Задания
**A.** Ответьте по тексту на три вопроса:
(i) Что корова искала в сене?
(ii) Чем был полон воздух?
(iii) С кем автор отзыва сравнивает бабушку, которая знает расцветку своей коровы?
**B.** Найдите в записях все строки, где встречается слово "What", и перепишите их. Учитывайте регистр букв.

Источник
=====

В мутной воде стакана – пустые стебли.
Бабушка жалилась – лето совсем остыло,
И невесомо садилась на край постели.
В памяти – пятна коровьей тугой спины,
Трепет боков, выступающая хребтина.
В сене корова лесную искала сныть.
В старой закуте пачкалась паутиной.
Были рога у коровы остры, характер – крут.
А по ночам на погоду болели ноги.
Бабушка видела солнце в глазах ее круглых.
Солнце – не солнце, а масляное пятно.
Трубы печные под вечер дышали дымом.
В лунки копыт осыпалась сырая пыль.
Воздух был полон полыни и лебеды.
Тлели за лесом солнечные опилки.
Тронешь траву – и в ладони въедалась медь.
Бабушка край занавески неловко комкала.
Долго ждала корову и не заметила,
Как заболела пылью и сквозняком.
Путала месяцы, слушала голоса.
Замкнутый дом отзывался темно и жутко.
Я ведь совсем не умела ее спасать.
Сяду на край постели и так сижу.
Пятна сливаются в серый, теряют вес.
Бабушка вешает выцветшие занавески.
Лес ей – сегодня и завтра – такой же лес.
Розовые цветы вдоль горячих рельсов.
Иногда по ночам сквозь далекий-далекий лес
Переломанным голосом плачет моя корова.
Костяными ногами отчаянно землю месит.
Помню пятна ее, выступающую хребтину.
И во мне просыпается что-то страшное, нехорошее.
Что-то звериное.
Пятна коровьей шкуры в памяти старой женщины, "бабушки", уже умирающей и не встающей с постели – это самое сильное место в стихотворении. Вокруг него всё собрано, на мой взгляд.
Бабушка знает расцветку своей коровы, как географ – карту Земли. Помнит ее с закрытыми глазами – с предсмертно закрытыми глазами. Что видела чаще всего перед собой на протяжении всей жизни, то и проплывает прощальным бредом. "Пятна коровьей тугой спины, трепет боков, выступающая хребтина..." Хозяйка как бы продолжает идти за своей коровой – так и уходит в смерть. Очень сильно все это написано, очень тонкое во всех смыслах наблюдение – и психологически тонкое, и, если можно так сказать, онтологически... Браво, Наталия! У меня тоже есть бабушка, у которой всю жизнь была корова (не одна и та же, разумеется; разные), и я знаю о чем говорю.

=====

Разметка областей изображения
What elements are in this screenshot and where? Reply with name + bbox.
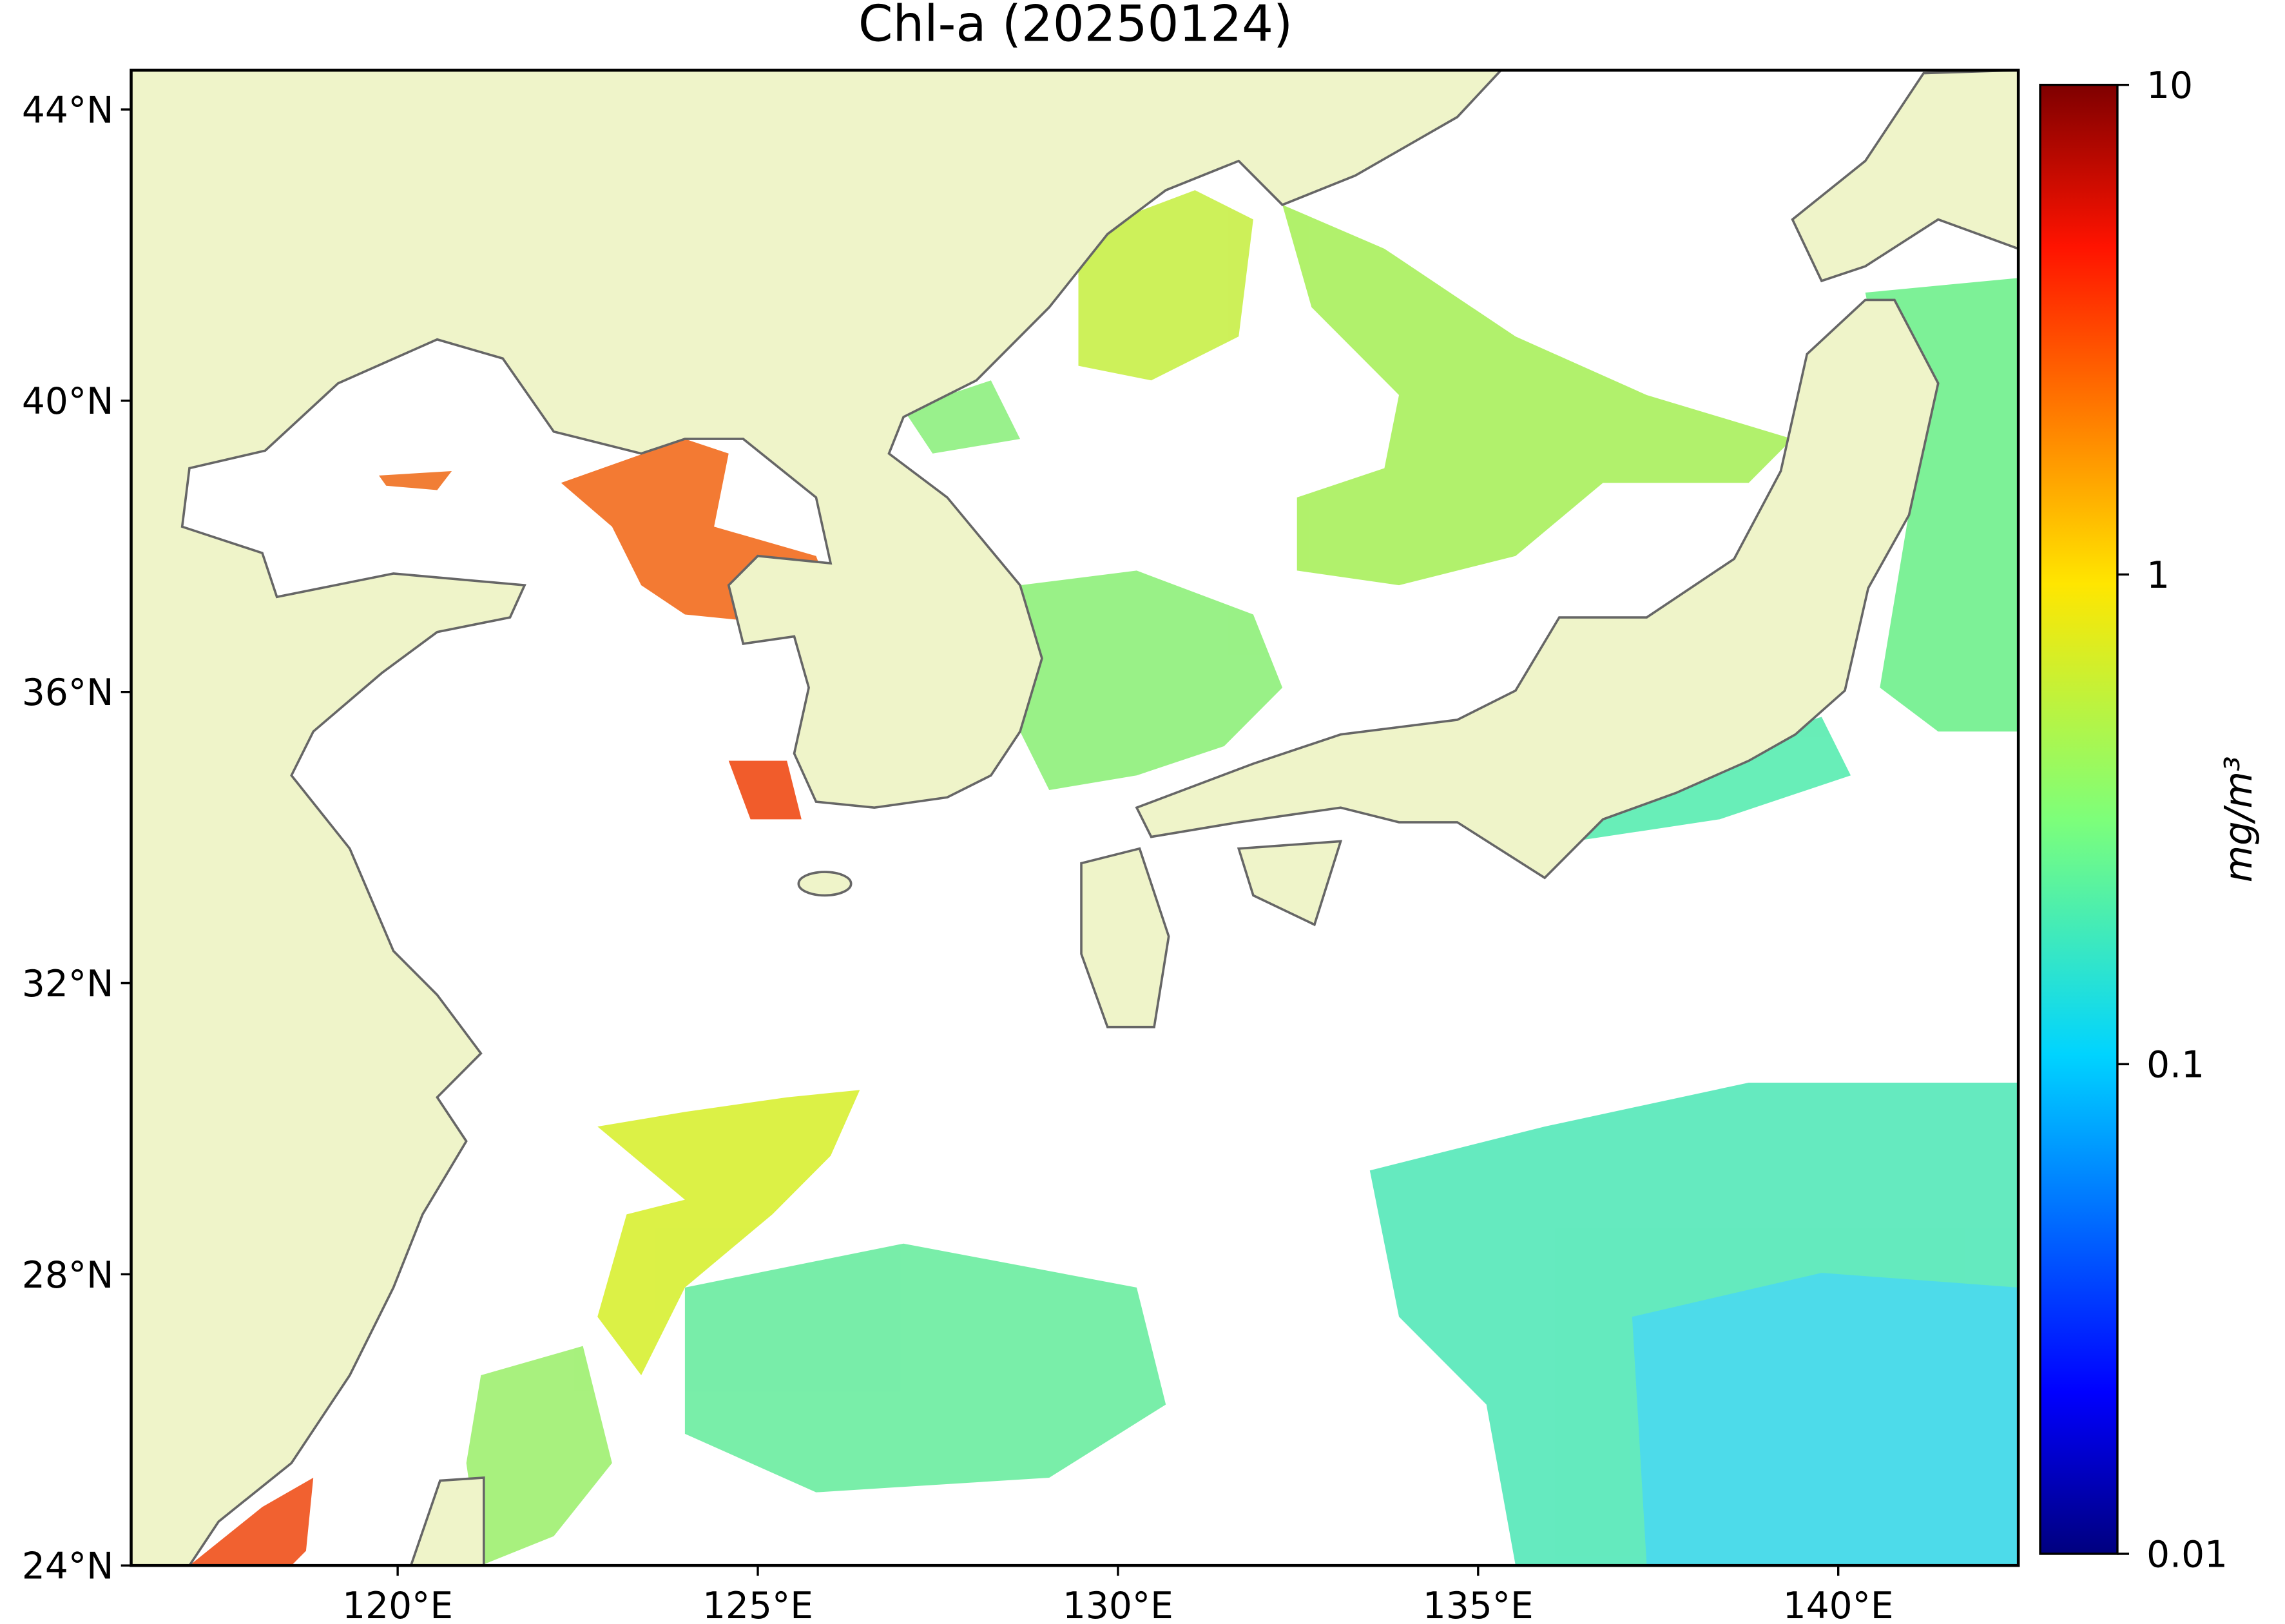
y-tick-label: 24°N [22, 1545, 113, 1588]
x-tick-label: 130°E [1063, 1585, 1173, 1624]
map [131, 70, 2019, 1566]
kyushu [1080, 847, 1170, 1029]
x-tick-label: 120°E [342, 1585, 453, 1624]
x-tick-label: 135°E [1423, 1585, 1534, 1624]
colorbar-label: mg/m³ [2216, 756, 2261, 882]
shikoku [1237, 840, 1343, 927]
continent [131, 70, 1503, 1566]
map-frame [130, 68, 2020, 1567]
y-tick-label: 36°N [22, 672, 113, 714]
y-tick-label: 28°N [22, 1254, 113, 1297]
colorbar-tick-label: 0.01 [2146, 1533, 2228, 1576]
colorbar-tick-label: 10 [2146, 64, 2193, 107]
y-tick-label: 40°N [22, 380, 113, 423]
taiwan [409, 1476, 485, 1566]
y-tick-label: 32°N [22, 963, 113, 1005]
colorbar [2039, 83, 2119, 1555]
y-tick-label: 44°N [22, 89, 113, 131]
jeju [797, 871, 853, 897]
land [131, 70, 2019, 1566]
hokkaido [1791, 70, 2019, 283]
x-tick-label: 125°E [702, 1585, 813, 1624]
colorbar-tick-label: 1 [2146, 554, 2170, 597]
x-tick-label: 140°E [1783, 1585, 1894, 1624]
colorbar-tick-label: 0.1 [2146, 1044, 2204, 1087]
title: Chl-a (20250124) [858, 0, 1293, 53]
honshu [1135, 298, 1940, 880]
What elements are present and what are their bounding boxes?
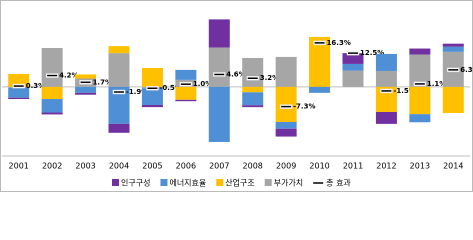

=====

Ответы к упражнению
**A.**
(i) Лесную сныть.
(ii) Полынью и лебедой.
(iii) С географом, который знает карту Земли.

**B.**
What elements are in this screenshot and where? Reply with name + bbox.
What elements are present and what are their bounding boxes?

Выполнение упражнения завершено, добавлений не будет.